State the number of lines that include the string "الأقاليم", and write nothing else.

● ● ● ●

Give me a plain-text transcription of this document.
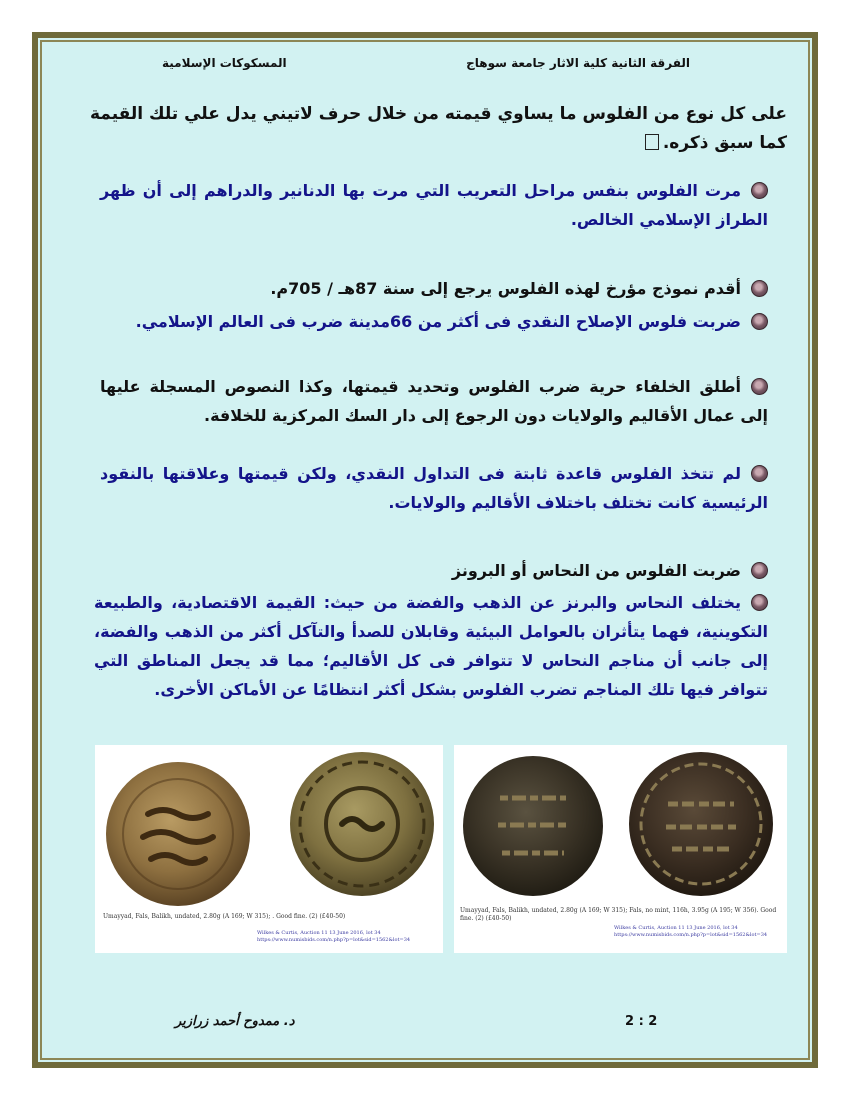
الفرقة الثانية كلية الاثار جامعة سوهاج
المسكوكات الإسلامية
على كل نوع من الفلوس ما يساوي قيمته من خلال حرف لاتيني يدل علي تلك القيمة كما سبق ذكره.
مرت الفلوس بنفس مراحل التعريب التي مرت بها الدنانير والدراهم إلى أن ظهر الطراز الإسلامي الخالص.
أقدم نموذج مؤرخ لهذه الفلوس يرجع إلى سنة 87هـ / 705م.
ضربت فلوس الإصلاح النقدي فى أكثر من 66مدينة ضرب فى العالم الإسلامي.
أطلق الخلفاء حرية ضرب الفلوس وتحديد قيمتها، وكذا النصوص المسجلة عليها إلى عمال الأقاليم والولايات دون الرجوع إلى دار السك المركزية للخلافة.
لم تتخذ الفلوس قاعدة ثابتة فى التداول النقدي، ولكن قيمتها وعلاقتها بالنقود الرئيسية كانت تختلف باختلاف الأقاليم والولايات.
ضربت الفلوس من النحاس أو البرونز
يختلف النحاس والبرنز عن الذهب والفضة من حيث: القيمة الاقتصادية، والطبيعة التكوينية، فهما يتأثران بالعوامل البيئية وقابلان للصدأ والتآكل أكثر من الذهب والفضة، إلى جانب أن مناجم النحاس لا تتوافر فى كل الأقاليم؛ مما قد يجعل المناطق التي تتوافر فيها تلك المناجم تضرب الفلوس بشكل أكثر انتظامًا عن الأماكن الأخرى.
Umayyad, Fals, Balikh, undated, 2.80g (A 169; W 315); . Good fine. (2) (£40-50)
Wilkes & Curtis, Auction 11 13 June 2016, lot 34
https://www.numisbids.com/n.php?p=lot&sid=1562&lot=34
Umayyad, Fals, Balikh, undated, 2.80g (A 169; W 315); Fals, no mint, 116h, 3.95g (A 195; W 356). Good fine. (2) (£40-50)
Wilkes & Curtis, Auction 11 13 June 2016, lot 34
https://www.numisbids.com/n.php?p=lot&sid=1562&lot=34
د. ممدوح أحمد زرازير	2 : 2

● ● ● ●

### Task answer
3